— START —
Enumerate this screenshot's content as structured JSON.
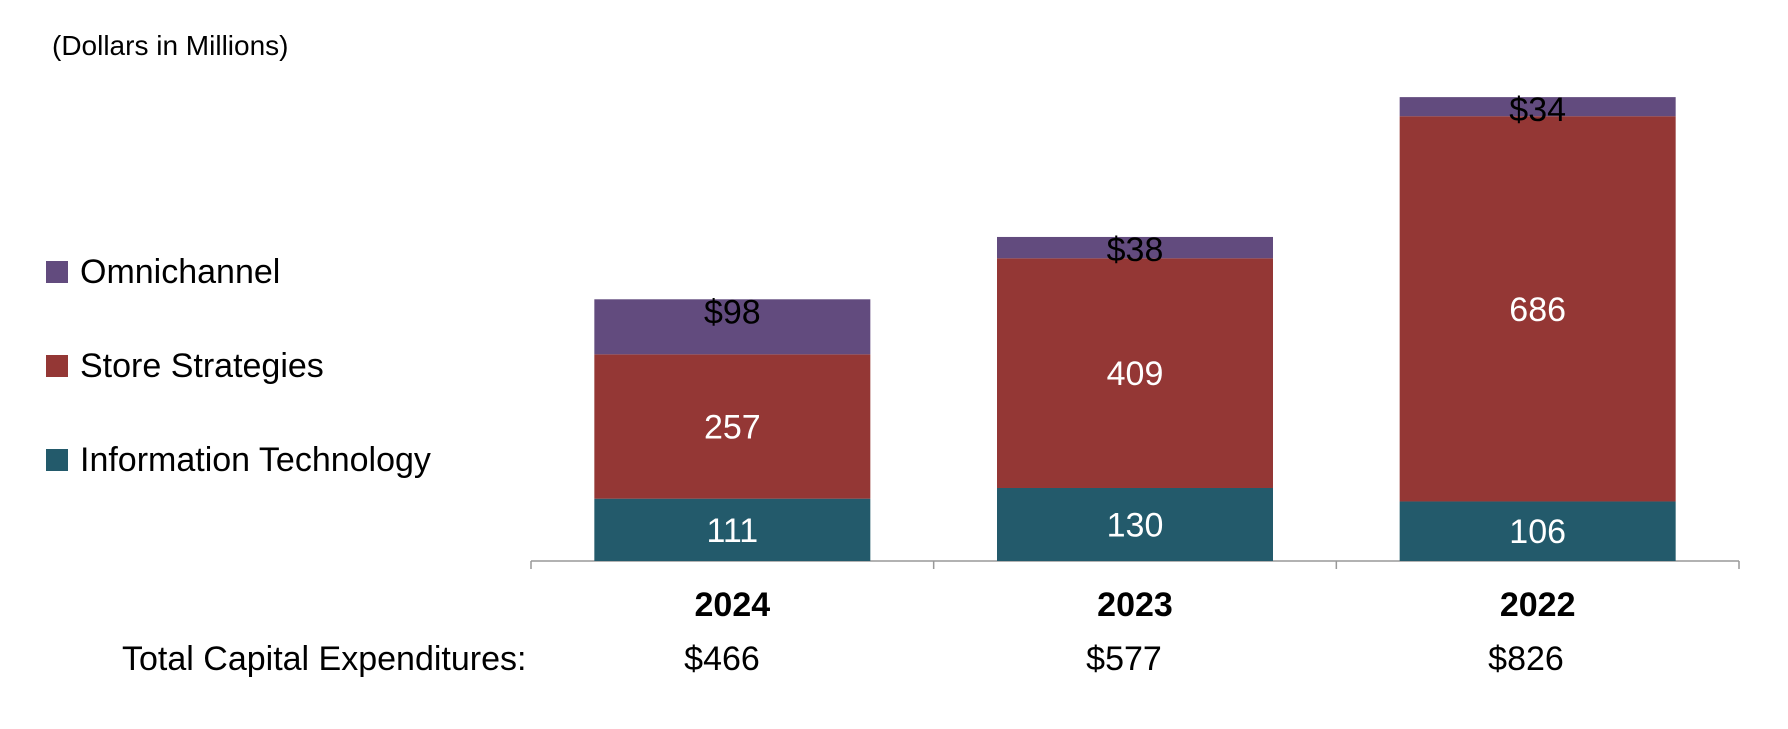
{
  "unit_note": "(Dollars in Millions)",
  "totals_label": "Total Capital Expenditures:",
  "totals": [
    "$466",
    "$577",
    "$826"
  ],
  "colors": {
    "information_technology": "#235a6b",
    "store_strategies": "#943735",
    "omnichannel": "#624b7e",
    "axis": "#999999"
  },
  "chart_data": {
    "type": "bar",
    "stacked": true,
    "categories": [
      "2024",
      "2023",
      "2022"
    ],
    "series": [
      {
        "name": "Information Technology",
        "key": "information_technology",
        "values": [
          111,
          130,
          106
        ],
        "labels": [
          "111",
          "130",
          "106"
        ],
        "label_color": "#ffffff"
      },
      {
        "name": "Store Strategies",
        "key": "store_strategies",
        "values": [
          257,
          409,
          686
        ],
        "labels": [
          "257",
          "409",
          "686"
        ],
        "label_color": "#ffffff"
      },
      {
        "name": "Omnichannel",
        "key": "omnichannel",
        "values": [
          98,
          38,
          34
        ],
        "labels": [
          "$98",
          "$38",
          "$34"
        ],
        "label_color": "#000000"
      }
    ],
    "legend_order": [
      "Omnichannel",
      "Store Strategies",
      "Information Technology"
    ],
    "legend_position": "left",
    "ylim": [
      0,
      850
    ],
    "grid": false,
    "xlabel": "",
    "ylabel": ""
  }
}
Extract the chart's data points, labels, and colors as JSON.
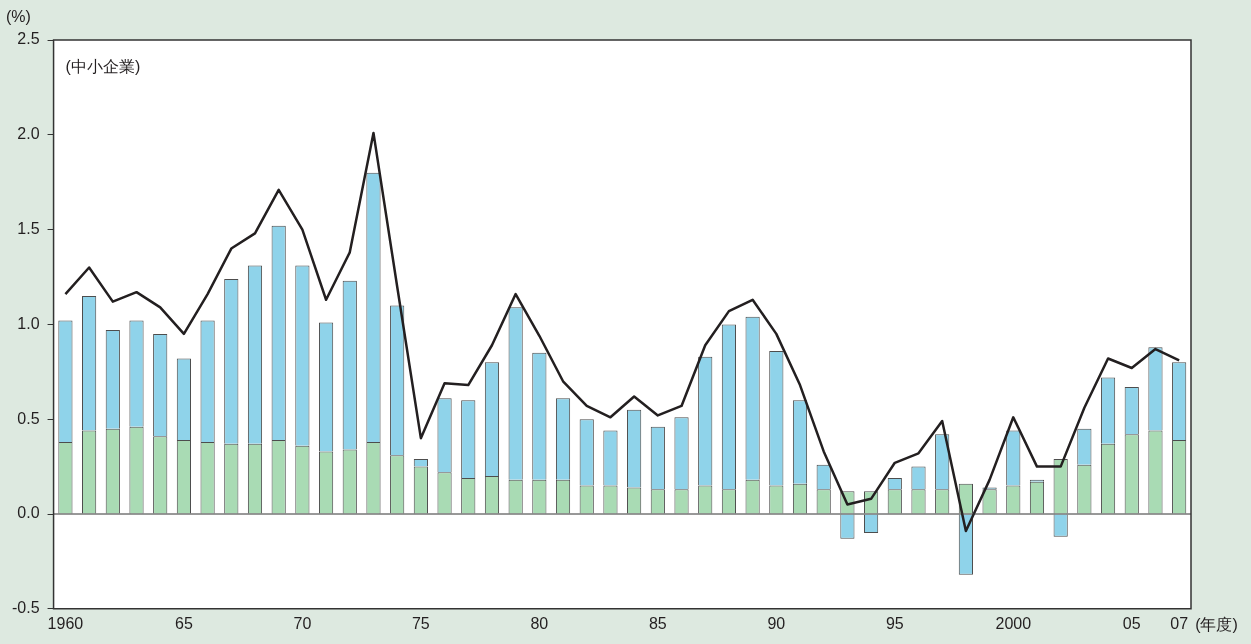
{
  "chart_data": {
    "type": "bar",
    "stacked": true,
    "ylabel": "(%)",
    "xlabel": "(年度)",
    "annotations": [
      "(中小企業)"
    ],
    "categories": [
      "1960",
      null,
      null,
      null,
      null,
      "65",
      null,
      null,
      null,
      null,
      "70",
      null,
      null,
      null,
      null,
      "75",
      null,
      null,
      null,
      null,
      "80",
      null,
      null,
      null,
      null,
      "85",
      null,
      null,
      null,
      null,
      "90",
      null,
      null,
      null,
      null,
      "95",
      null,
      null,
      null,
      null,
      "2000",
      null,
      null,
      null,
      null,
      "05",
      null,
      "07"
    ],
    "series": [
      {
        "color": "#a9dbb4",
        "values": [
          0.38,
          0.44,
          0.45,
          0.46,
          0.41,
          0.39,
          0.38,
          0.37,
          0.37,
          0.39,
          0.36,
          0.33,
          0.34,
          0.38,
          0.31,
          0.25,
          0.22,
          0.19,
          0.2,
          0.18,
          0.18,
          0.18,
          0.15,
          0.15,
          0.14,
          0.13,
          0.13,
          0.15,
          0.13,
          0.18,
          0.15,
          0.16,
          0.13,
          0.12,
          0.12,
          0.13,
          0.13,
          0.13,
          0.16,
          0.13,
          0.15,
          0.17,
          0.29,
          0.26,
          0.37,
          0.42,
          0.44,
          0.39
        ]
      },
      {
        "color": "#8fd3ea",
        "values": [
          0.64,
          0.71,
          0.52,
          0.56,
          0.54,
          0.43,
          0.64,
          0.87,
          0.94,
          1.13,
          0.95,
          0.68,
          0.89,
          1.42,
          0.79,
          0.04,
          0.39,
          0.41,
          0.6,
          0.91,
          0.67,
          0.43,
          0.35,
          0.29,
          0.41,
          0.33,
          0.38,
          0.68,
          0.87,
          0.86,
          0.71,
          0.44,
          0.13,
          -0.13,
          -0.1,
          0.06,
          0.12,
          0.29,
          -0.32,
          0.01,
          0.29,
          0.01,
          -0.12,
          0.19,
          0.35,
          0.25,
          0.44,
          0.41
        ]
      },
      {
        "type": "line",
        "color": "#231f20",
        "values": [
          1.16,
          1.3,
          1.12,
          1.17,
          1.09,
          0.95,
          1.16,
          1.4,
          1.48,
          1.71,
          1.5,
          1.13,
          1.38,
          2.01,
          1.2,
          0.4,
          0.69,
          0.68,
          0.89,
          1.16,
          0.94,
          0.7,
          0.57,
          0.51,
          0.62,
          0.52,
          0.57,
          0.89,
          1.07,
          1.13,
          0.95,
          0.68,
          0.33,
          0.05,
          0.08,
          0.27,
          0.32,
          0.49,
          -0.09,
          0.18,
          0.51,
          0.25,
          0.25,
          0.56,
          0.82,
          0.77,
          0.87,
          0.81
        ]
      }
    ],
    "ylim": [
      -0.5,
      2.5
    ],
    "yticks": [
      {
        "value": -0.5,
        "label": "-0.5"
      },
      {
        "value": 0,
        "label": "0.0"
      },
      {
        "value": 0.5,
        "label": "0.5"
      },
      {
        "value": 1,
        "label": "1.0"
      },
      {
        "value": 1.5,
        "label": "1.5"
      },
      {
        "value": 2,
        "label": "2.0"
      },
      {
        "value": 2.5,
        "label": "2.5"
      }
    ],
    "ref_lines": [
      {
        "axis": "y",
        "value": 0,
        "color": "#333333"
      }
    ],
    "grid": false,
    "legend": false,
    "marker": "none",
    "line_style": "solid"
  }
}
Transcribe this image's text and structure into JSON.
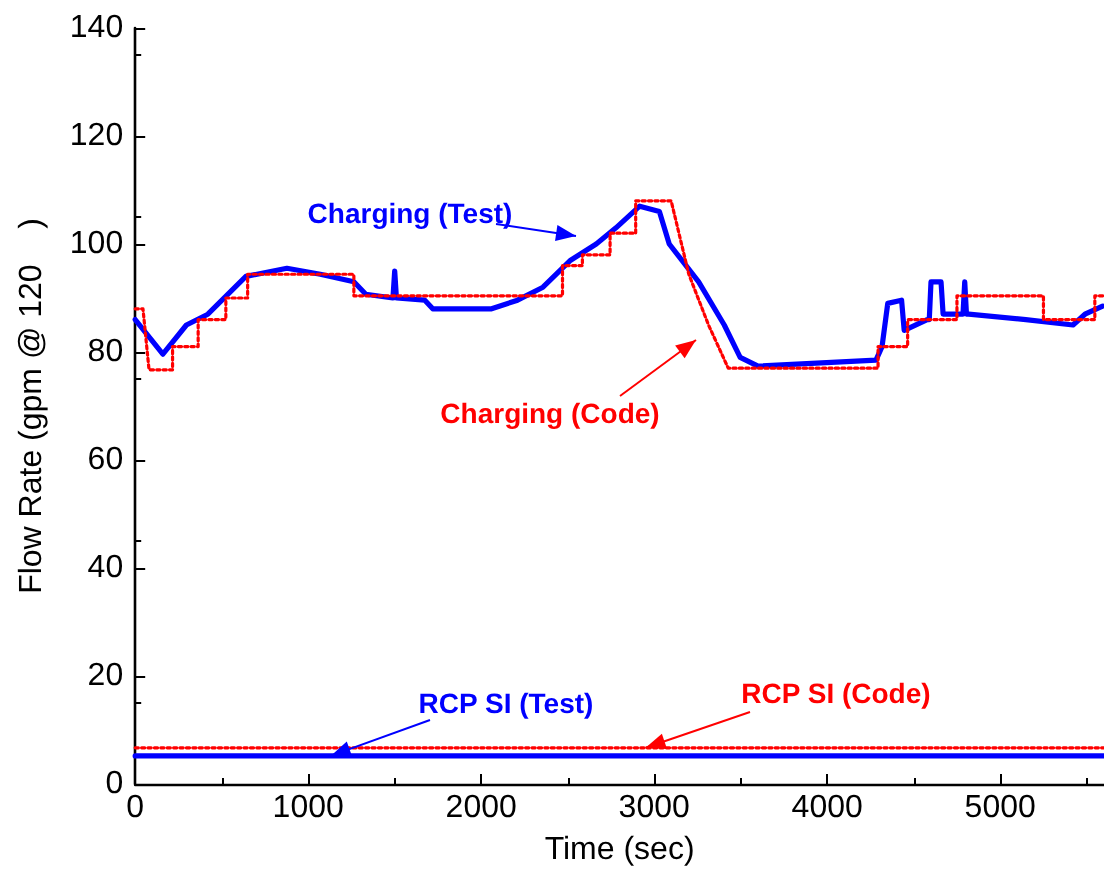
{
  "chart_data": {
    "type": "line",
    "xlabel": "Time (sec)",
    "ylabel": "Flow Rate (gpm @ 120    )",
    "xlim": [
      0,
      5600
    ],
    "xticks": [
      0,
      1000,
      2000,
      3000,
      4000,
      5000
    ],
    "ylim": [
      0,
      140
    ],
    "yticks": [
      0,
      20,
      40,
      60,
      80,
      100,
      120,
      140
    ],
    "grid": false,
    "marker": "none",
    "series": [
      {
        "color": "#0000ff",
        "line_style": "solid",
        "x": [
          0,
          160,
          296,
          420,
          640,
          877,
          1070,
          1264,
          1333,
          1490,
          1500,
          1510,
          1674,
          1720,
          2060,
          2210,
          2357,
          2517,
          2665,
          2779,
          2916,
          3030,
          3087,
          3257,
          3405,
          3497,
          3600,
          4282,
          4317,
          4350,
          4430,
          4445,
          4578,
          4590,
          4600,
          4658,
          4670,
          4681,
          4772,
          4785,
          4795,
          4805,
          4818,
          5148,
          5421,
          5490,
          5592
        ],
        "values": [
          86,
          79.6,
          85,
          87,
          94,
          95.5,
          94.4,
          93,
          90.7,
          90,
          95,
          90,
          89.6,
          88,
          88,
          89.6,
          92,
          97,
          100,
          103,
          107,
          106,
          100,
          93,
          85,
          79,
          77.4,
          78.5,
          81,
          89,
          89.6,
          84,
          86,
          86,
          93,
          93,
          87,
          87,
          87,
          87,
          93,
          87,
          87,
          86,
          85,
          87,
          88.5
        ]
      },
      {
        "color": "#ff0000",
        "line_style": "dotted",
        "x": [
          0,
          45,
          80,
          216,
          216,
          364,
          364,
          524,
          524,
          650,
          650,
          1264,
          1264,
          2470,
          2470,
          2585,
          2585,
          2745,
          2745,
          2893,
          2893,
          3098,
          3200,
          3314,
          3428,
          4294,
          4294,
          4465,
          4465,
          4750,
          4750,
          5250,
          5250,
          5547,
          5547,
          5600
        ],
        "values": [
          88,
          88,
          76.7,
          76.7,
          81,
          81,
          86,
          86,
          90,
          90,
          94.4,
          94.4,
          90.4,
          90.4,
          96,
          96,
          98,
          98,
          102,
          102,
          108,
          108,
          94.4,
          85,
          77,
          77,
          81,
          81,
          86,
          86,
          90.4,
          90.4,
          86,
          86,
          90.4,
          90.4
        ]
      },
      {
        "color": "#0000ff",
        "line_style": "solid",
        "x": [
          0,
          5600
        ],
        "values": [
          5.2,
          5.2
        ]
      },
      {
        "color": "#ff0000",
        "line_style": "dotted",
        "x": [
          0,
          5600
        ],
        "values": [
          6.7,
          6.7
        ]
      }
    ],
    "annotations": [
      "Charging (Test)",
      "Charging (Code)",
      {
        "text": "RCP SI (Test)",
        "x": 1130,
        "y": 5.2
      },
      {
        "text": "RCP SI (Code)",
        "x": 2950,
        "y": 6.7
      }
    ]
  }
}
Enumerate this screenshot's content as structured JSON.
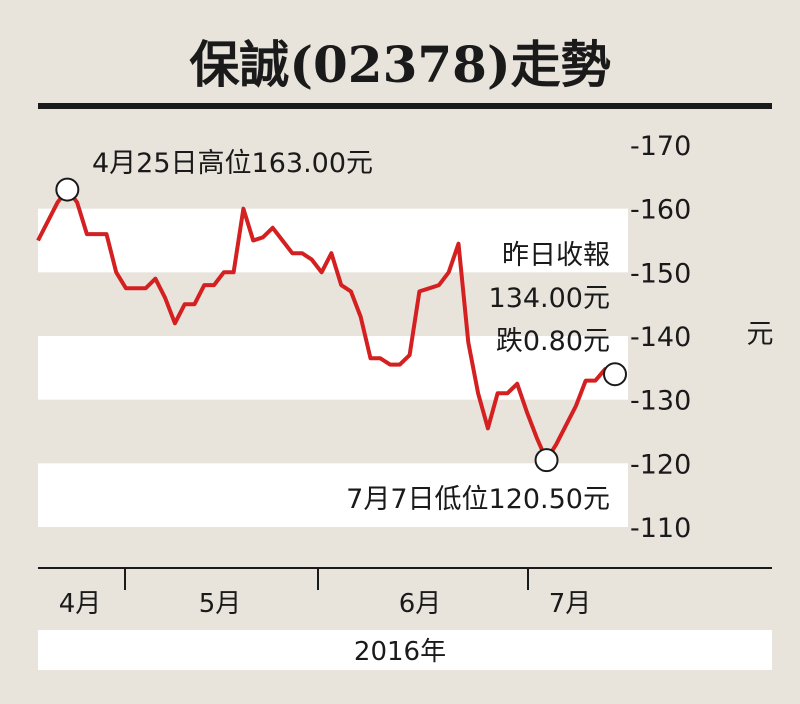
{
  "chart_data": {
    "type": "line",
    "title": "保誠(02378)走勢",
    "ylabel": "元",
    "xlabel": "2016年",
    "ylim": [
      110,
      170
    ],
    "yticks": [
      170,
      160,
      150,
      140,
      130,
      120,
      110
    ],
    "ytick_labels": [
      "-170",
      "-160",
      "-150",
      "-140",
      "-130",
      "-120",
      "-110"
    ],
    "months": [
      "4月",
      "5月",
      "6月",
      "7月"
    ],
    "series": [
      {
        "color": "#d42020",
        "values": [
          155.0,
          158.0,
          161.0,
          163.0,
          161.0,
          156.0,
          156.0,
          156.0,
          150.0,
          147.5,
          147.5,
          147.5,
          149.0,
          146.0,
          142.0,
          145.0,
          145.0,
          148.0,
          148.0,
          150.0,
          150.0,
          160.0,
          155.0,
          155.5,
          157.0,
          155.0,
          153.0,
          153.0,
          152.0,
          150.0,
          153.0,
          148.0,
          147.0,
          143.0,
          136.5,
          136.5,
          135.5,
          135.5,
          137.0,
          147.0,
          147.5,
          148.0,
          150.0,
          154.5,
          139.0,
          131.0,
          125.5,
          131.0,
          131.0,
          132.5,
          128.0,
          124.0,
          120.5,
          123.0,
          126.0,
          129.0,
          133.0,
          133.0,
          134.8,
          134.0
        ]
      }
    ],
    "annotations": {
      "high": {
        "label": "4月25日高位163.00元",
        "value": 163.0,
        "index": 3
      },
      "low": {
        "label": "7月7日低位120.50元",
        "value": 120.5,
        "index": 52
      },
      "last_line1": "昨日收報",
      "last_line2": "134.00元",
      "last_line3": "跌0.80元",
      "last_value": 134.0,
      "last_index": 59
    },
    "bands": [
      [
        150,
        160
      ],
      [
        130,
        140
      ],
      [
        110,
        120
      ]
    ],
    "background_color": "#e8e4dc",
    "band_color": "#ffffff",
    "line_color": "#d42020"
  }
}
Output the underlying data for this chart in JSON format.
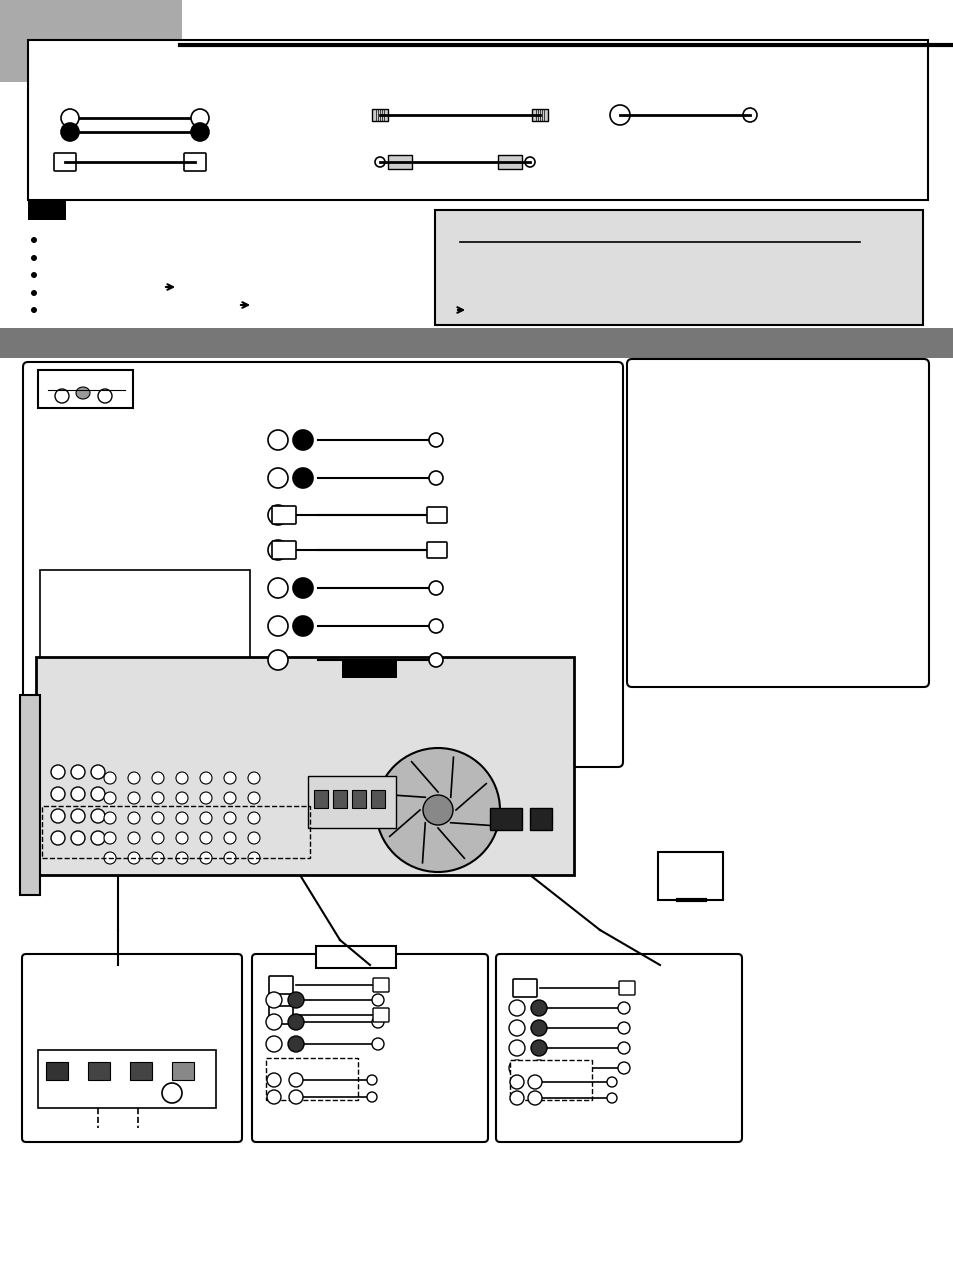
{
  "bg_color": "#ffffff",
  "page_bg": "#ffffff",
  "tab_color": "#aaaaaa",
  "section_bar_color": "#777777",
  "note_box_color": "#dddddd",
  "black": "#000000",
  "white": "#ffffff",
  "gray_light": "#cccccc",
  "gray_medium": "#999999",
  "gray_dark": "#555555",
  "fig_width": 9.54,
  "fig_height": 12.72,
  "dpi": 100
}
— END —
- **Task**
Each line that contains the string "xlabel" counts once; say how many there are and nothing else.

- **Final result**
4